Aim of the task » Check each line of the listing for the string "METERS", then state how many lines have it. Only the number is wanted.

Exercise inputs »

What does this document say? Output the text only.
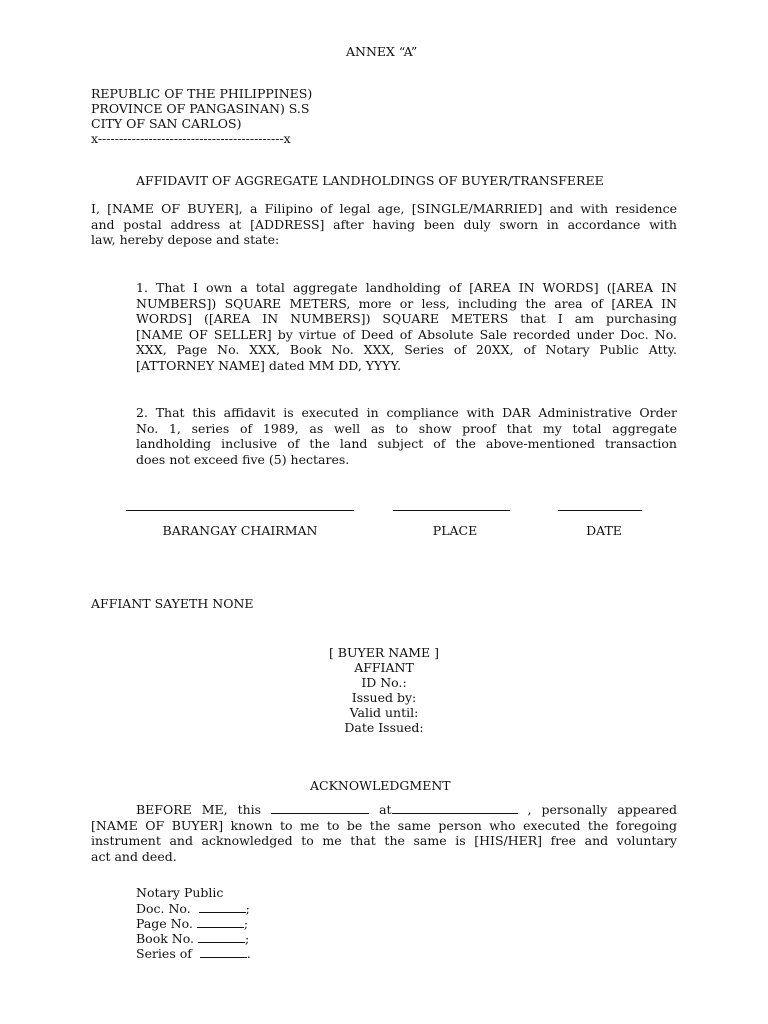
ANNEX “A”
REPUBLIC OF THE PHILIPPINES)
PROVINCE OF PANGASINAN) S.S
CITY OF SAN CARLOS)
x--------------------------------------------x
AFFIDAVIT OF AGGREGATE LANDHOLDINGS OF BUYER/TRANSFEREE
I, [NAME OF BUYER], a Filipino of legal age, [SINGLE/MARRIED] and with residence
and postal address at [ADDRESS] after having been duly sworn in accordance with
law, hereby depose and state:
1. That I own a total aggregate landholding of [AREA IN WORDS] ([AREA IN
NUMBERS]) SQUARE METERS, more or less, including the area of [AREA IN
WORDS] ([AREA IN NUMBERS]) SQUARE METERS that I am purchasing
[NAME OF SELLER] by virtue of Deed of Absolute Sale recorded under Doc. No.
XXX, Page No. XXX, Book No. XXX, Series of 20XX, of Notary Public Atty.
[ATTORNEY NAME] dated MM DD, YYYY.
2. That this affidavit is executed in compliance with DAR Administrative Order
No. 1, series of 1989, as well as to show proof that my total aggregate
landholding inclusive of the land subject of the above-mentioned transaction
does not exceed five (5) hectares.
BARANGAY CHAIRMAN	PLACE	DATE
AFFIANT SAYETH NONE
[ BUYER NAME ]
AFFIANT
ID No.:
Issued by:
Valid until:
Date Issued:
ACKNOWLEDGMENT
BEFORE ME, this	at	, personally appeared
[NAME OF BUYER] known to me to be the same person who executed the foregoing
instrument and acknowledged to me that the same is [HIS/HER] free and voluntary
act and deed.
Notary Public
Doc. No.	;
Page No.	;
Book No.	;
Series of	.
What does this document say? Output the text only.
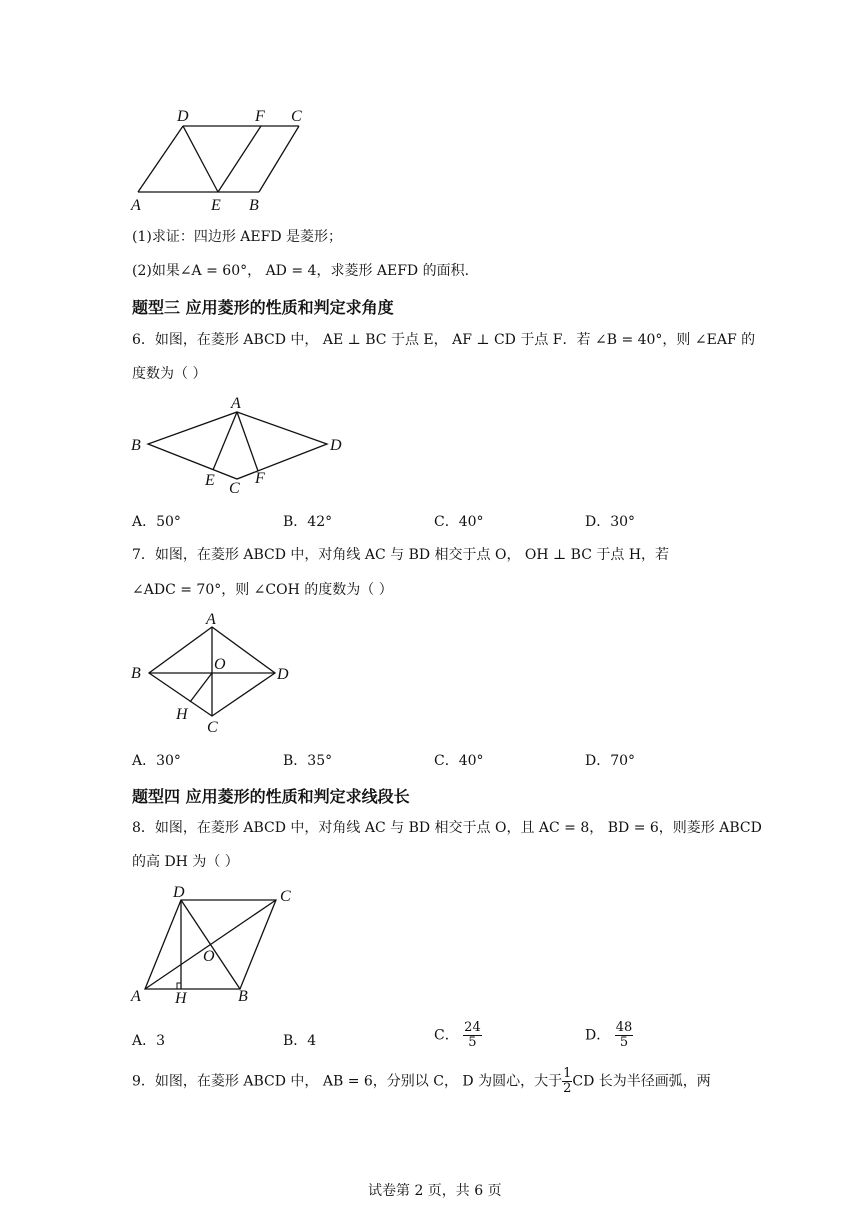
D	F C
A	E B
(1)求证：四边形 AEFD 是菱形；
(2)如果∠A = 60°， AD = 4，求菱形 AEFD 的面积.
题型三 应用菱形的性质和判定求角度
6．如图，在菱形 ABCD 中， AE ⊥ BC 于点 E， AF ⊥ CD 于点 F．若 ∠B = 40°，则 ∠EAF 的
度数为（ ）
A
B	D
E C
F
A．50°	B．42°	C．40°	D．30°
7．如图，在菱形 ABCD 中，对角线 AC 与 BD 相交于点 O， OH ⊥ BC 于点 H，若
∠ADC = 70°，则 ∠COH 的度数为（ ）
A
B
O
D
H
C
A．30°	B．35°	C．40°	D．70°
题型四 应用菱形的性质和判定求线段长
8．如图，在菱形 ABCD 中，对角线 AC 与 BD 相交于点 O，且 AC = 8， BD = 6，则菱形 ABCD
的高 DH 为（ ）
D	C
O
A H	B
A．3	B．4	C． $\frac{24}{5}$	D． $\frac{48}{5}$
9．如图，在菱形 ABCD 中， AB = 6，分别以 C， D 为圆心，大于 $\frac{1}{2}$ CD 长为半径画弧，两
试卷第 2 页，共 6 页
==
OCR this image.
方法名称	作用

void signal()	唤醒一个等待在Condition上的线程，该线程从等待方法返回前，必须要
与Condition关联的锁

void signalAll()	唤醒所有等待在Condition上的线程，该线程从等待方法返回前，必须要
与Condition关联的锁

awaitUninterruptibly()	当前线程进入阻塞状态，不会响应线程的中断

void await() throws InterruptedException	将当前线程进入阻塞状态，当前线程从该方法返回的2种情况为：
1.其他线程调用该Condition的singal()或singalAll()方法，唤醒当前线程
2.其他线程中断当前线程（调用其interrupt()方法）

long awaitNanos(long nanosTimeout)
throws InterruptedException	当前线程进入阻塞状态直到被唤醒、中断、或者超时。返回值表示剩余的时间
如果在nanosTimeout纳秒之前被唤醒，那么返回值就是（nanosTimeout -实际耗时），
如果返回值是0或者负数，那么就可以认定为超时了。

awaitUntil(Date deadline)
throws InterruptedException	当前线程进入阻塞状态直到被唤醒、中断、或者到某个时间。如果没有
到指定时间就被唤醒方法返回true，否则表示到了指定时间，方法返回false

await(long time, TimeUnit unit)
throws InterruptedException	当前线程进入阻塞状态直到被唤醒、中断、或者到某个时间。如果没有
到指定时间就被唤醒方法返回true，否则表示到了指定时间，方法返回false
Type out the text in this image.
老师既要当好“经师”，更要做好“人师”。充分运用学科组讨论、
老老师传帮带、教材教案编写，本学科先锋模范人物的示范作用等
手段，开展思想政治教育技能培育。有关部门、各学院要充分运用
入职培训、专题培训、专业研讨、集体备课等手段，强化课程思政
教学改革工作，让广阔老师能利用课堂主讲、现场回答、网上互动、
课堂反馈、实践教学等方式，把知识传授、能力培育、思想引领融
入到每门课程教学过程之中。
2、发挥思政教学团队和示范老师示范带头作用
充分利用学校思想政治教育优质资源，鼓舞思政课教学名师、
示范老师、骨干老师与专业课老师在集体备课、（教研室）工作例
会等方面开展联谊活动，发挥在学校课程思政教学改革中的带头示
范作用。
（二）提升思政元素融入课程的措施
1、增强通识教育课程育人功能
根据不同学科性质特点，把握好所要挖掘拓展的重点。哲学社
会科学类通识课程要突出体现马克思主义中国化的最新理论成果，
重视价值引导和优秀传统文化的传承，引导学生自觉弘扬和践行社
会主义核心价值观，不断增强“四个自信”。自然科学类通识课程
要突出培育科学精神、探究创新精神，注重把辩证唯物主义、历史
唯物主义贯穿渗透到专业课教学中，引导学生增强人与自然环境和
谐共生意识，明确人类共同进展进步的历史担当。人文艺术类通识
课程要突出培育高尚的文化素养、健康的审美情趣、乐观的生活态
--
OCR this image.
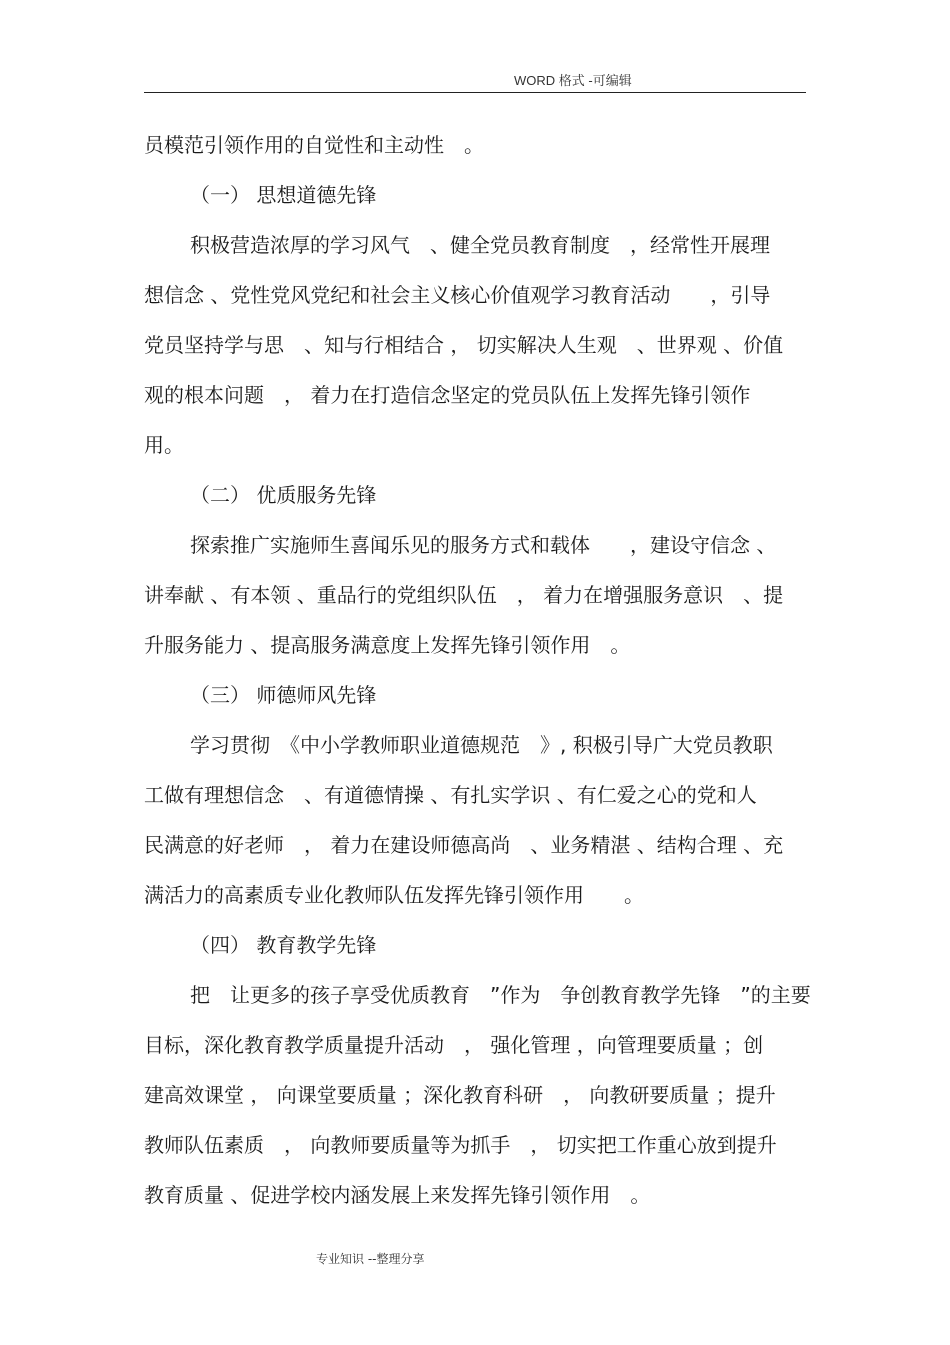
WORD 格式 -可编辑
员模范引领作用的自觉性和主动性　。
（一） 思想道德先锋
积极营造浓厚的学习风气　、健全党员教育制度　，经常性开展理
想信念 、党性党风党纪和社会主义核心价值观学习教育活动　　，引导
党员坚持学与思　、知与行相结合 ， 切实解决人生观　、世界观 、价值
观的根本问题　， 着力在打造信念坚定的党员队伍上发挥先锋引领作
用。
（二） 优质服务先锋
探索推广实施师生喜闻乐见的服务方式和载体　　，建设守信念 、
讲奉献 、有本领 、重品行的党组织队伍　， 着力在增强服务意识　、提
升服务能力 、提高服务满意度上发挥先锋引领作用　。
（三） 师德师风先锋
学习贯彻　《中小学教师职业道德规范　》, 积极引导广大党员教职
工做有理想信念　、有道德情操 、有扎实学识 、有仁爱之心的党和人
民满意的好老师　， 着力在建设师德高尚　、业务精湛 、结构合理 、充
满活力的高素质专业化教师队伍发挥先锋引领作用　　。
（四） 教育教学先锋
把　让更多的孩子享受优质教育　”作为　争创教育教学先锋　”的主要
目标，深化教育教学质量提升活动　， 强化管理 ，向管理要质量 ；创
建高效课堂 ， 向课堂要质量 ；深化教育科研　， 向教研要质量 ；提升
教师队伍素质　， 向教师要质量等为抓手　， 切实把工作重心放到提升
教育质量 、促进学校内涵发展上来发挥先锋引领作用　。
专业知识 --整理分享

Response to this exercise » 2